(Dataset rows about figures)

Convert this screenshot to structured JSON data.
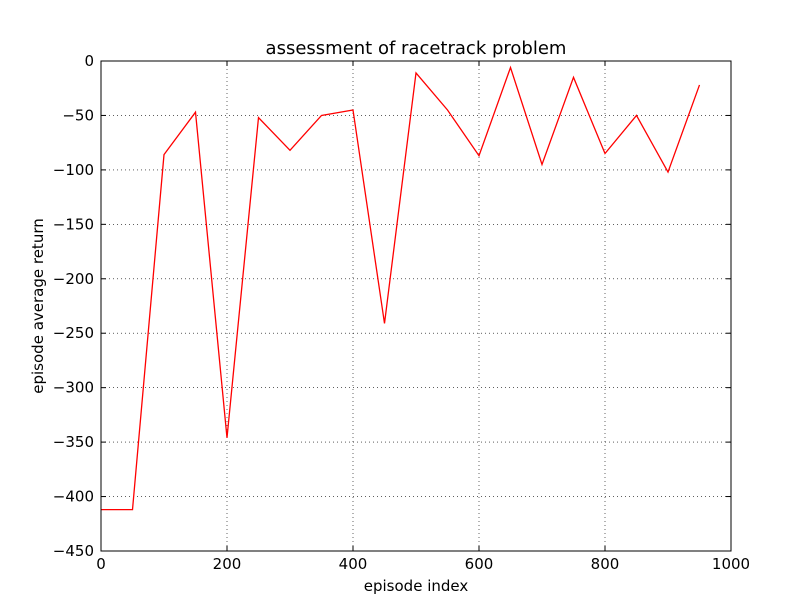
{
  "chart_data": {
    "type": "line",
    "title": "assessment of racetrack problem",
    "xlabel": "episode index",
    "ylabel": "episode average return",
    "xlim": [
      0,
      1000
    ],
    "ylim": [
      -450,
      0
    ],
    "xticks": [
      0,
      200,
      400,
      600,
      800,
      1000
    ],
    "yticks": [
      0,
      -50,
      -100,
      -150,
      -200,
      -250,
      -300,
      -350,
      -400,
      -450
    ],
    "xtick_labels": [
      "0",
      "200",
      "400",
      "600",
      "800",
      "1000"
    ],
    "ytick_labels": [
      "0",
      "−50",
      "−100",
      "−150",
      "−200",
      "−250",
      "−300",
      "−350",
      "−400",
      "−450"
    ],
    "grid": true,
    "series": [
      {
        "color": "#ff0000",
        "x": [
          0,
          50,
          100,
          150,
          200,
          250,
          300,
          350,
          400,
          450,
          500,
          550,
          600,
          650,
          700,
          750,
          800,
          850,
          900,
          950
        ],
        "y": [
          -412,
          -412,
          -86,
          -47,
          -346,
          -52,
          -82,
          -50,
          -45,
          -241,
          -11,
          -45,
          -87,
          -6,
          -95,
          -15,
          -85,
          -50,
          -102,
          -22
        ]
      }
    ]
  }
}
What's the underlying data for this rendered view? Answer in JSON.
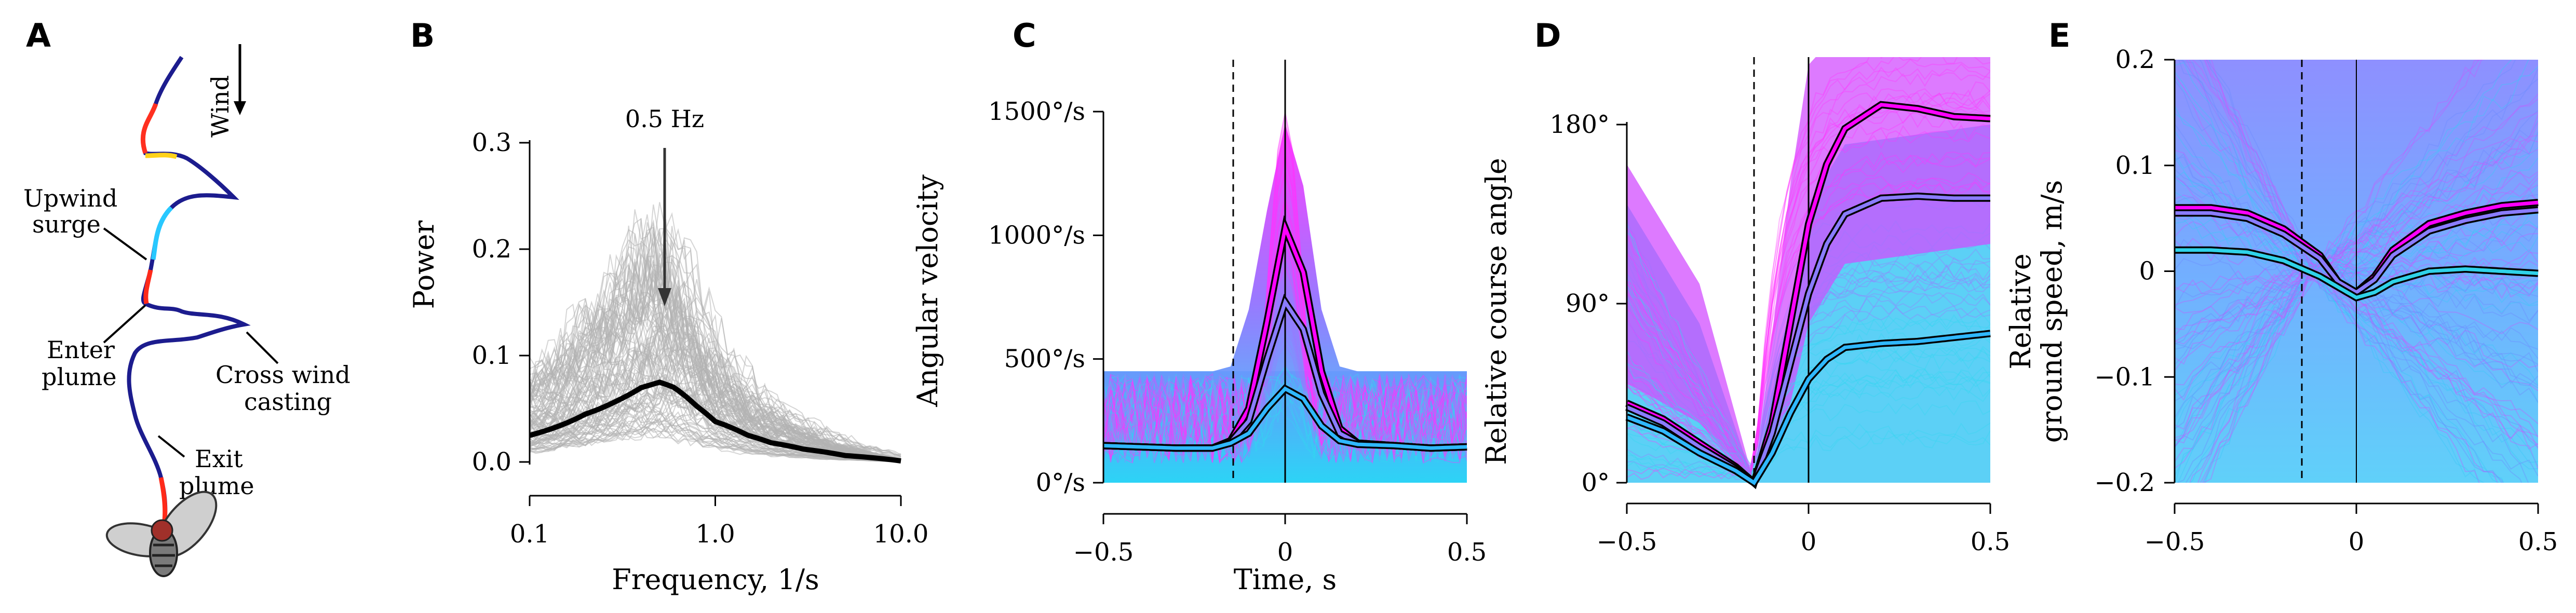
{
  "panels": {
    "A": {
      "label": "A",
      "annotations": {
        "wind": "Wind",
        "upwind1": "Upwind",
        "upwind2": "surge",
        "enter1": "Enter",
        "enter2": "plume",
        "cross1": "Cross wind",
        "cross2": "casting",
        "exit1": "Exit",
        "exit2": "plume"
      }
    },
    "B": {
      "label": "B"
    },
    "C": {
      "label": "C"
    },
    "D": {
      "label": "D"
    },
    "E": {
      "label": "E"
    }
  },
  "colors": {
    "individual_gray": "#b3b3b3",
    "mean_black": "#000000",
    "magenta": "#ff00ff",
    "cyan": "#00d8f0",
    "blend": "#6a8cff"
  },
  "chart_data": [
    {
      "panel": "B",
      "type": "line",
      "title": "",
      "xlabel": "Frequency, 1/s",
      "ylabel": "Power",
      "xscale": "log",
      "xlim": [
        0.1,
        10.0
      ],
      "ylim": [
        0.0,
        0.3
      ],
      "xticks": [
        "0.1",
        "1.0",
        "10.0"
      ],
      "yticks": [
        "0.0",
        "0.1",
        "0.2",
        "0.3"
      ],
      "annotation": "0.5 Hz",
      "annotation_x": 0.5,
      "series": [
        {
          "x": [
            0.1,
            0.15,
            0.2,
            0.3,
            0.4,
            0.5,
            0.6,
            0.8,
            1.0,
            1.5,
            2.0,
            3.0,
            5.0,
            10.0
          ],
          "values": [
            0.025,
            0.035,
            0.045,
            0.058,
            0.07,
            0.075,
            0.07,
            0.052,
            0.038,
            0.025,
            0.018,
            0.012,
            0.006,
            0.001
          ]
        }
      ]
    },
    {
      "panel": "C",
      "type": "line",
      "title": "",
      "xlabel": "Time, s",
      "ylabel": "Angular velocity",
      "xlim": [
        -0.5,
        0.5
      ],
      "ylim": [
        0,
        1500
      ],
      "xticks": [
        "−0.5",
        "0",
        "0.5"
      ],
      "yticks": [
        "0°/s",
        "500°/s",
        "1000°/s",
        "1500°/s"
      ],
      "vlines": {
        "dashed": -0.15,
        "solid": 0
      },
      "series": [
        {
          "x": [
            -0.5,
            -0.4,
            -0.3,
            -0.2,
            -0.15,
            -0.1,
            -0.05,
            0,
            0.05,
            0.1,
            0.15,
            0.2,
            0.3,
            0.4,
            0.5
          ],
          "values": [
            150,
            145,
            140,
            140,
            170,
            300,
            650,
            1030,
            850,
            450,
            220,
            160,
            150,
            140,
            145
          ]
        },
        {
          "x": [
            -0.5,
            -0.4,
            -0.3,
            -0.2,
            -0.15,
            -0.1,
            -0.05,
            0,
            0.05,
            0.1,
            0.15,
            0.2,
            0.3,
            0.4,
            0.5
          ],
          "values": [
            150,
            145,
            140,
            140,
            165,
            250,
            500,
            730,
            620,
            360,
            200,
            160,
            150,
            140,
            145
          ]
        },
        {
          "x": [
            -0.5,
            -0.4,
            -0.3,
            -0.2,
            -0.15,
            -0.1,
            -0.05,
            0,
            0.05,
            0.1,
            0.15,
            0.2,
            0.3,
            0.4,
            0.5
          ],
          "values": [
            150,
            145,
            140,
            140,
            160,
            200,
            300,
            380,
            340,
            230,
            170,
            155,
            150,
            140,
            145
          ]
        }
      ]
    },
    {
      "panel": "D",
      "type": "line",
      "title": "",
      "xlabel": "",
      "ylabel": "Relative course angle",
      "xlim": [
        -0.5,
        0.5
      ],
      "ylim": [
        0,
        200
      ],
      "xticks": [
        "−0.5",
        "0",
        "0.5"
      ],
      "yticks": [
        "0°",
        "90°",
        "180°"
      ],
      "vlines": {
        "dashed": -0.15,
        "solid": 0
      },
      "series": [
        {
          "x": [
            -0.5,
            -0.4,
            -0.3,
            -0.2,
            -0.15,
            -0.1,
            -0.05,
            0,
            0.05,
            0.1,
            0.2,
            0.3,
            0.4,
            0.5
          ],
          "values": [
            40,
            32,
            20,
            8,
            0,
            30,
            80,
            130,
            160,
            178,
            190,
            188,
            184,
            183
          ]
        },
        {
          "x": [
            -0.5,
            -0.4,
            -0.3,
            -0.2,
            -0.15,
            -0.1,
            -0.05,
            0,
            0.05,
            0.1,
            0.2,
            0.3,
            0.4,
            0.5
          ],
          "values": [
            38,
            30,
            18,
            7,
            0,
            25,
            60,
            95,
            120,
            135,
            143,
            144,
            143,
            143
          ]
        },
        {
          "x": [
            -0.5,
            -0.4,
            -0.3,
            -0.2,
            -0.15,
            -0.1,
            -0.05,
            0,
            0.05,
            0.1,
            0.2,
            0.3,
            0.4,
            0.5
          ],
          "values": [
            33,
            26,
            15,
            6,
            0,
            15,
            35,
            52,
            62,
            68,
            70,
            71,
            73,
            75
          ]
        }
      ]
    },
    {
      "panel": "E",
      "type": "line",
      "title": "",
      "xlabel": "",
      "ylabel": "Relative ground speed, m/s",
      "ylabel_lines": [
        "Relative",
        "ground speed, m/s"
      ],
      "xlim": [
        -0.5,
        0.5
      ],
      "ylim": [
        -0.2,
        0.2
      ],
      "xticks": [
        "−0.5",
        "0",
        "0.5"
      ],
      "yticks": [
        "−0.2",
        "−0.1",
        "0",
        "0.1",
        "0.2"
      ],
      "vlines": {
        "dashed": -0.15,
        "solid": 0
      },
      "series": [
        {
          "x": [
            -0.5,
            -0.4,
            -0.3,
            -0.2,
            -0.1,
            -0.05,
            0,
            0.05,
            0.1,
            0.2,
            0.3,
            0.4,
            0.5
          ],
          "values": [
            0.06,
            0.06,
            0.055,
            0.04,
            0.015,
            -0.01,
            -0.02,
            -0.005,
            0.02,
            0.045,
            0.055,
            0.062,
            0.065
          ]
        },
        {
          "x": [
            -0.5,
            -0.4,
            -0.3,
            -0.2,
            -0.1,
            -0.05,
            0,
            0.05,
            0.1,
            0.2,
            0.3,
            0.4,
            0.5
          ],
          "values": [
            0.055,
            0.055,
            0.05,
            0.035,
            0.012,
            -0.01,
            -0.02,
            -0.008,
            0.015,
            0.038,
            0.048,
            0.055,
            0.058
          ]
        },
        {
          "x": [
            -0.5,
            -0.4,
            -0.3,
            -0.2,
            -0.1,
            -0.05,
            0,
            0.05,
            0.1,
            0.2,
            0.3,
            0.4,
            0.5
          ],
          "values": [
            0.02,
            0.02,
            0.018,
            0.01,
            -0.005,
            -0.015,
            -0.025,
            -0.02,
            -0.01,
            0.0,
            0.002,
            0.0,
            -0.002
          ]
        }
      ]
    }
  ]
}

* **Given problem**
Look for the word "speed" and return every line where it occurs.

* **Written reply**
      "ylabel": "Relative ground speed, m/s",
        "ground speed, m/s"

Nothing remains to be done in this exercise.